工作说明 =>
1) 根据下面这段关于文化研究的文字，关于后现代主义的讨论持续了多长时间？
2) 下面这段关于文化研究的文字认为，长期从事经典文学研究的学者感受到了"学科性"危机。请按文中给出的原因，用一到三句话说明这种危机从何而来。
3) 请从下面这段关于文化研究的文字的最后一句之后接着写下去。

======== 展示文本 ========

出现在当今西方学术界和理论界的一个奇怪现象是,几乎人人都在侈谈文化,因而“文化研究”已成了一个继全球范围的关于“后现代”和“后殖民”问题讨论之后的又一个时髦词藻。为什么会出现这种现象的呢?显然,文化的涵义已经与其在多年前的涵义大相径庭,它已经走出了精英分子的象牙塔,深入到了社区和广大民众之中,它在这样三个理论层面上相互重迭,形成了当代文化的新的景观:对文化本身的理论探讨和价值研究,基于一种跨越学科界限和区域界限的总体化的文化研究,以及一种基于对形式主义文学批评之反拨的文化批评。这显然与历时三十多年的关于后现代主义的讨论不无关系,经过各种后现代理论的冲击,一切假想的“权威”和“中心”意识均已消解,高雅文化和大众文化的人为界线也被打破,东西方文化的天然屏障也随着冷战的结束而在一夜之间消除,纯文学和“亚文学”文类的界限正变得日益模糊,因而使得长期从事经典文学研究的学者感受到了某种“学科性”(disciplinary)的危机。这股文化大潮来势凶猛,对传统的文学研究,尤其是比较文学研究构成了强有力的挑战,致使一些圄于传统的老派学者在不同的场合惊呼,面对文化研究和文化批评的冲击,有着浓重的“学院”色彩的文学理论和比较文学学科究竟还有没有存在的必要和价值?〔1〕如果一切都被纳入文化研究的框架之内, 文学研究的本质和意义不就被消解了吗?而另一些观念较为开放并致力于扩大研究视野的学者则对之持较为开放和宽容的态度,他们主张将基于传统观念之上的狭窄的文学研究置于广阔的文化研究语境之下,并且以积极的姿态正视目前的文化“全球化”的趋势,从而为未来的理论研究思考出相应的对策,最终实现东西方文化学术交流和对话的目的。〔2〕还有一些对东方和第三世界文化抱有同情心的学者则借文化相对主义的再度崛起,试图从东方和第三世界文化的视角来反观自己文化的一些缺陷,这样便使得一种平等的对话成为了可能。总之,对文化研究持欢迎或反对态度的人都从某种角度反映了各自所基于的不同立场,同时也体现出了文化研究的理论内涵和学科界限本身的不确定这一事实。因此这里首先有必要对之作一番辨析。

======== 数据集摘录 ========

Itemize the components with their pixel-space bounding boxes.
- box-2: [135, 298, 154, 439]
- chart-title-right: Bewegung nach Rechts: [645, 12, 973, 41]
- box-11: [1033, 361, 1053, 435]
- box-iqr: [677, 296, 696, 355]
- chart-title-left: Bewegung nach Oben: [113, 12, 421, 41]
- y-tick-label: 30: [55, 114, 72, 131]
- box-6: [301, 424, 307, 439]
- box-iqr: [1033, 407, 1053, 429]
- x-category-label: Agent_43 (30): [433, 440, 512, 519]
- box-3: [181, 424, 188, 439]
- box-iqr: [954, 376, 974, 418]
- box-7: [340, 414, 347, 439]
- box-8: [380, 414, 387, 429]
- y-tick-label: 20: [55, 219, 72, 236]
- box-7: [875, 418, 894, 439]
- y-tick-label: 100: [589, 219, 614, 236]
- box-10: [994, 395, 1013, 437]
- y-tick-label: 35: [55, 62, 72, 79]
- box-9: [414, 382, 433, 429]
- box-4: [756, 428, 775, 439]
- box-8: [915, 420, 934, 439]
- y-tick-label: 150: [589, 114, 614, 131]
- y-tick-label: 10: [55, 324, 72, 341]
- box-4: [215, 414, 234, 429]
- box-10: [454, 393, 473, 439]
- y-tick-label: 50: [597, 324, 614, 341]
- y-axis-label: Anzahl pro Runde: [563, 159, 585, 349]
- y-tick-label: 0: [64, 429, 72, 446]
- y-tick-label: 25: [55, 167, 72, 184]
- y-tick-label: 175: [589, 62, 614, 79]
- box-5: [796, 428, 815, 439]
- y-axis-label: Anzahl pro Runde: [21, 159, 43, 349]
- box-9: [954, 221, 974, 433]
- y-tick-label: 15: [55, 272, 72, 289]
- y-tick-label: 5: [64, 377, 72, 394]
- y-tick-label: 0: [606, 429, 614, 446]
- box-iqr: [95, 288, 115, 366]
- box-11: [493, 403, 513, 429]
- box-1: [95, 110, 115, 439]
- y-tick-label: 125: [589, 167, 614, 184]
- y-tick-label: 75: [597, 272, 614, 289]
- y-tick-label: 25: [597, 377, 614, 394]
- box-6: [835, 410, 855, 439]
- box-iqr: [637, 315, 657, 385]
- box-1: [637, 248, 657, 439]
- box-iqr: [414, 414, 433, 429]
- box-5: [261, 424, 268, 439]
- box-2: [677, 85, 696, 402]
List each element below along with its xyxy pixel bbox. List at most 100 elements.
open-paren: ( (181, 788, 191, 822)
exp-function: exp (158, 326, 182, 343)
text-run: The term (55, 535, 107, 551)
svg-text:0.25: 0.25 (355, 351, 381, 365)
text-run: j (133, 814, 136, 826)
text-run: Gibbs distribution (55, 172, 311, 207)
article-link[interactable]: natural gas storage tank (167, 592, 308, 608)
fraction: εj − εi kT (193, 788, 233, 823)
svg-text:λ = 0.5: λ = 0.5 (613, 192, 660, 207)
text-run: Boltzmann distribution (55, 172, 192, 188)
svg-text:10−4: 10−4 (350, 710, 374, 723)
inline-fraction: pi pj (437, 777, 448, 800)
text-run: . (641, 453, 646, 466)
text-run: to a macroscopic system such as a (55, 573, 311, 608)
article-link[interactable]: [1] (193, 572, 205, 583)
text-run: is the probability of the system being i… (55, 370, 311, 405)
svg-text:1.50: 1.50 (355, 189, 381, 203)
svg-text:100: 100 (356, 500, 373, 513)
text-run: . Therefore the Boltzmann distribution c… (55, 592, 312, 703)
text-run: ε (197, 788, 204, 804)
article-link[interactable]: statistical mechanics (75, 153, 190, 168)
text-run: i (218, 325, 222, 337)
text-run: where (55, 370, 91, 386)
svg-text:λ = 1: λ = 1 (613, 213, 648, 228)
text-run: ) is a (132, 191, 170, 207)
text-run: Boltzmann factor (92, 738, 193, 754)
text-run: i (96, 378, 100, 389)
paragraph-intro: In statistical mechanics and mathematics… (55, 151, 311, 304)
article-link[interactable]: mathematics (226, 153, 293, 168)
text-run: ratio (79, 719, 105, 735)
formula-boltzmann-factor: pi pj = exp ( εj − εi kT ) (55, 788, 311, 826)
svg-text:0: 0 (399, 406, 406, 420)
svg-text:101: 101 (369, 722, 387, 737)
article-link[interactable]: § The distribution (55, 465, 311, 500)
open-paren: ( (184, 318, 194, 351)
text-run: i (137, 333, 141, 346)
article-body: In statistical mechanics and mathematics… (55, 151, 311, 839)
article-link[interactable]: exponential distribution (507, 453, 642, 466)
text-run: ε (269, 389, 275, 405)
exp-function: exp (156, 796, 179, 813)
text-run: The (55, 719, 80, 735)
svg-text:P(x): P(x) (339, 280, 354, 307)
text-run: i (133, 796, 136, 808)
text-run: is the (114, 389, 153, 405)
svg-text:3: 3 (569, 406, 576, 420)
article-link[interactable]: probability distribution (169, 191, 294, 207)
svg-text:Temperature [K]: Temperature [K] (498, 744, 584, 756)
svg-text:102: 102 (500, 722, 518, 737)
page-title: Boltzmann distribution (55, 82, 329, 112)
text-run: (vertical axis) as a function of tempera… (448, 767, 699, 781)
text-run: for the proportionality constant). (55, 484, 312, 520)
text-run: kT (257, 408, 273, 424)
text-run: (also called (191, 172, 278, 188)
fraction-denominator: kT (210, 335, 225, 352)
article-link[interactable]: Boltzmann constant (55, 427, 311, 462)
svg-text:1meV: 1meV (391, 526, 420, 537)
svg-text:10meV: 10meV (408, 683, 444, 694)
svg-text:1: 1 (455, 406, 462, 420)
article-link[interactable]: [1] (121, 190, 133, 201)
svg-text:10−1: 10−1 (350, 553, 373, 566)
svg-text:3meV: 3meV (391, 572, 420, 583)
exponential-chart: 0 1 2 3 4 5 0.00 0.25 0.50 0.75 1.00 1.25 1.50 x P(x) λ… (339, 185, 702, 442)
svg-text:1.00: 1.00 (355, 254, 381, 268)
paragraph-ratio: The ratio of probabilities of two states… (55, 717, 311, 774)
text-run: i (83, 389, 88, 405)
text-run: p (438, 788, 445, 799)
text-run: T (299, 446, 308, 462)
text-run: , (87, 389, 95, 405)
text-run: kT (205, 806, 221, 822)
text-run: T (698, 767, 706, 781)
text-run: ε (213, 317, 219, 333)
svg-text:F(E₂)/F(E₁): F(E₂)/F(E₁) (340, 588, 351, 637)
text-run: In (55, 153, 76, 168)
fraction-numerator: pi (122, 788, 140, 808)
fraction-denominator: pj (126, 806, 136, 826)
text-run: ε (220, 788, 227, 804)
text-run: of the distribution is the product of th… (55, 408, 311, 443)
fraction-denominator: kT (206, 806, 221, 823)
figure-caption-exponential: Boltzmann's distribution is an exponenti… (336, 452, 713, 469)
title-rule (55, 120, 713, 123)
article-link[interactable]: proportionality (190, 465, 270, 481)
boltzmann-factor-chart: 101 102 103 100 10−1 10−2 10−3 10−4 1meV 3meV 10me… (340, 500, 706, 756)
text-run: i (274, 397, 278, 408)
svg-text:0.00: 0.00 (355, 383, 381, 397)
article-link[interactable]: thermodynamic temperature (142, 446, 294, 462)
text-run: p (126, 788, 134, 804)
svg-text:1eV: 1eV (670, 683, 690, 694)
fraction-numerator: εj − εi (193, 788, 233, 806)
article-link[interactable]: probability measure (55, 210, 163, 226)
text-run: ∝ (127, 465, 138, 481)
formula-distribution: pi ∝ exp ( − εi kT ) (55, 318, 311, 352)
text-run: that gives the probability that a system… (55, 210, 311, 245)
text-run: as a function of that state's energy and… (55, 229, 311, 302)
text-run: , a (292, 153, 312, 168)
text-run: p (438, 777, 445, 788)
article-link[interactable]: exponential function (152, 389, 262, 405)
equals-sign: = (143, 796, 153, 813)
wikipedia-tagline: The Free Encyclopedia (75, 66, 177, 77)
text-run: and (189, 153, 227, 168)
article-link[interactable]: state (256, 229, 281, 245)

========

答案汇总 =>
1) 三十多年。

2) 经过各种后现代理论的冲击，一切假想的"权威"和"中心"意识均已消解，高雅文化和大众文化的人为界线被打破，东西方文化的天然屏障也随冷战结束而消除。同时，纯文学和"亚文学"文类的界限日益模糊，因此长期从事经典文学研究的学者感受到了"学科性"危机。

3)
应当首先指出的是,文化批评(cultural criticism)和文化研究(Cultural Studies)是两个不尽相同的概念,尽管研究者总喜欢将这二者交替使用。文化批评主要指涉对文学的文化学视角的批评和研究,它与早先的社会批评和其后的形式主义批评迥然有别,早在十九世纪后期的马修·阿诺德那里就已有之,只是在本世纪的相当长一段时间内由于语言学和形式主义批评占主导地位而被“边缘化”了,而在后结构主义从结构主义之内部进行反叛、进而文学批评逐步走出形式主义的囚笼之后,文化批评又重新得到强调,因此其涉猎的主要领地仍然是文学,或者说是扩大了外延的文学的文化学批评;而文化研究虽然始自文学,但其范围早已大大超出了文学的领地,进入到了探讨人类一切精神文化现象的境地,它所涉及的研究领域主要包括文化本身的价值问题,文化身份,对各种文化理论的反思和辨析,对文学研究者所不屑的那些“亚文化”以及消费文化和大众传播媒介的考察和研究,以及对当今的后现代、后殖民、女性或女权主义的研究、区域研究、第三世界及少数民族话语的研究,等等。在文化研究的大潮之下,文学研究所专注的经典文学名著被束之高搁,并且被限定在一个极其狭窄的圈子里得到纯“经验式”(empirical)的观照。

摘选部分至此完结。